AIM OF THE TASK: Extract each line of the records below that contains the word "name".
* BEGIN RECORDS FOR THE EXERCISE *
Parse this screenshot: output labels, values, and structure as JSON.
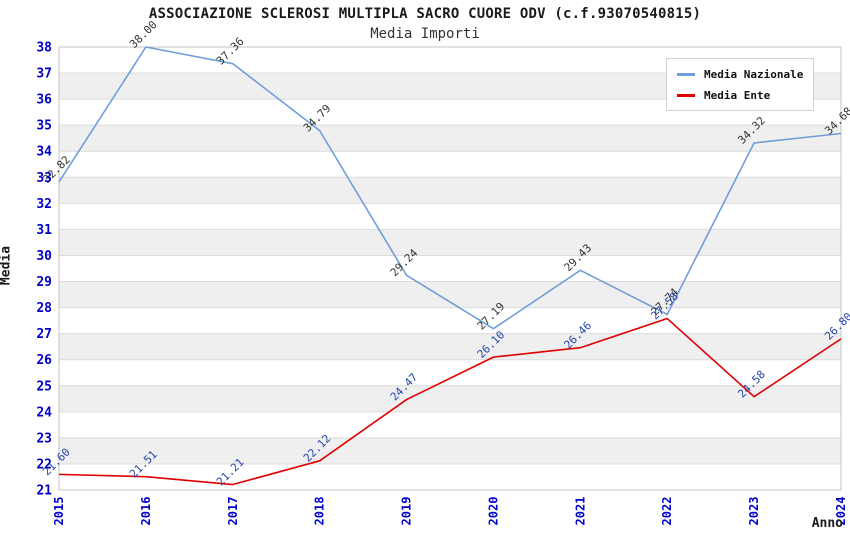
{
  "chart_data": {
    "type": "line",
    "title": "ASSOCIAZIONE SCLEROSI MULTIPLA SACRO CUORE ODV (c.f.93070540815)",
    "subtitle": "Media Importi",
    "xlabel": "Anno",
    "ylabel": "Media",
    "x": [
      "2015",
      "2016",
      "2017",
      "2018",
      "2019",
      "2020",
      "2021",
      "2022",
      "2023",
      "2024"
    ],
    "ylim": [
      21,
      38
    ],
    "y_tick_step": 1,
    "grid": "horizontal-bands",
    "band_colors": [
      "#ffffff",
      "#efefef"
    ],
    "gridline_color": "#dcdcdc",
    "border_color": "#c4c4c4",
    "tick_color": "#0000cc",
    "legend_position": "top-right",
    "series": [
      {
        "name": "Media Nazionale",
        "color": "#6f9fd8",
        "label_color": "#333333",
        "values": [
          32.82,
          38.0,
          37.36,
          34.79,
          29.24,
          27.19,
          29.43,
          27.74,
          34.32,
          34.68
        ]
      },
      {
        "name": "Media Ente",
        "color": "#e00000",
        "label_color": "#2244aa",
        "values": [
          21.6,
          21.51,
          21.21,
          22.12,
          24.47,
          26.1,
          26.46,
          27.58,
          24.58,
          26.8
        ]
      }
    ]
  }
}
* END RECORDS FOR THE EXERCISE *
* BEGIN RECORDS FOR THE EXERCISE *
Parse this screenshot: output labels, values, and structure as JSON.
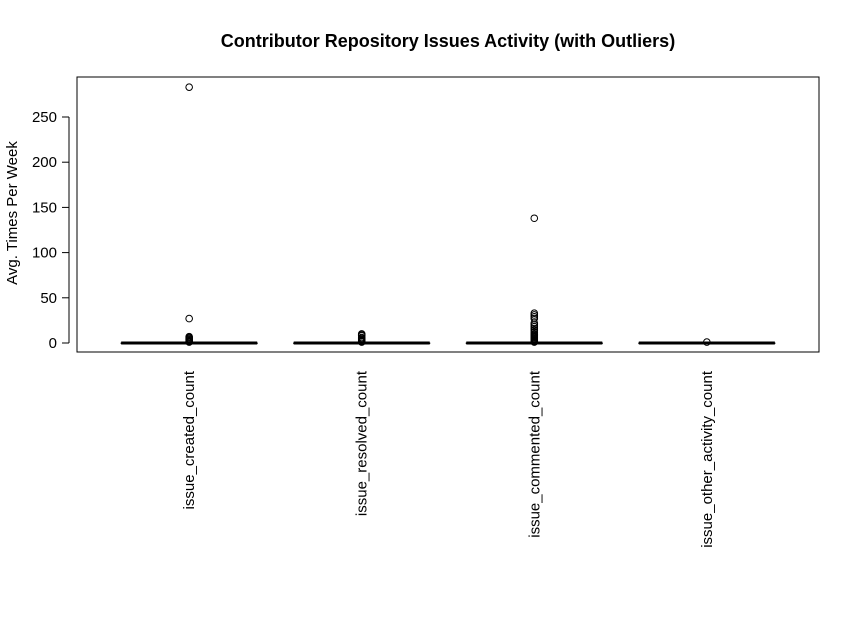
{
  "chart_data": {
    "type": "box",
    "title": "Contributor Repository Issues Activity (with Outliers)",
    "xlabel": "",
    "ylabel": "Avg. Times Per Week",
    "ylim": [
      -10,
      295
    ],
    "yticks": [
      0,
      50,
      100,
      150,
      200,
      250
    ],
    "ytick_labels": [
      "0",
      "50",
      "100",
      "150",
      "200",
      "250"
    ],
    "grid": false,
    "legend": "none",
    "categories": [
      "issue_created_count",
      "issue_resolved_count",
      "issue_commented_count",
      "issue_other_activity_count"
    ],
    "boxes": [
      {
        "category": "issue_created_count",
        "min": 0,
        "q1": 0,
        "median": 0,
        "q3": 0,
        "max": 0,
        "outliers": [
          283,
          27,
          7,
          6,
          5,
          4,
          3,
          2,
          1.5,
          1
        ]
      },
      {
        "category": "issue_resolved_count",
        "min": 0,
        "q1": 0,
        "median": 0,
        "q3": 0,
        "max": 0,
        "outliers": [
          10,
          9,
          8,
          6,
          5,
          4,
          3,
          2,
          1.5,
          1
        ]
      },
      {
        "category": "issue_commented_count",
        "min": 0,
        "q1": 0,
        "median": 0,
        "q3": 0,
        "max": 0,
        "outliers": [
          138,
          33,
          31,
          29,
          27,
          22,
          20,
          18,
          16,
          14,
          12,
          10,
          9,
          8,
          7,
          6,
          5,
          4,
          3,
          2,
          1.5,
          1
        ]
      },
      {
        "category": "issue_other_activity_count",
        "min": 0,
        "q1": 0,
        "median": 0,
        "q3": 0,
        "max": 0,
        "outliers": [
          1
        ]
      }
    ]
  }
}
* END RECORDS FOR THE EXERCISE *
TASK SOLUTION:
        "name": "Media Nazionale",
        "name": "Media Ente",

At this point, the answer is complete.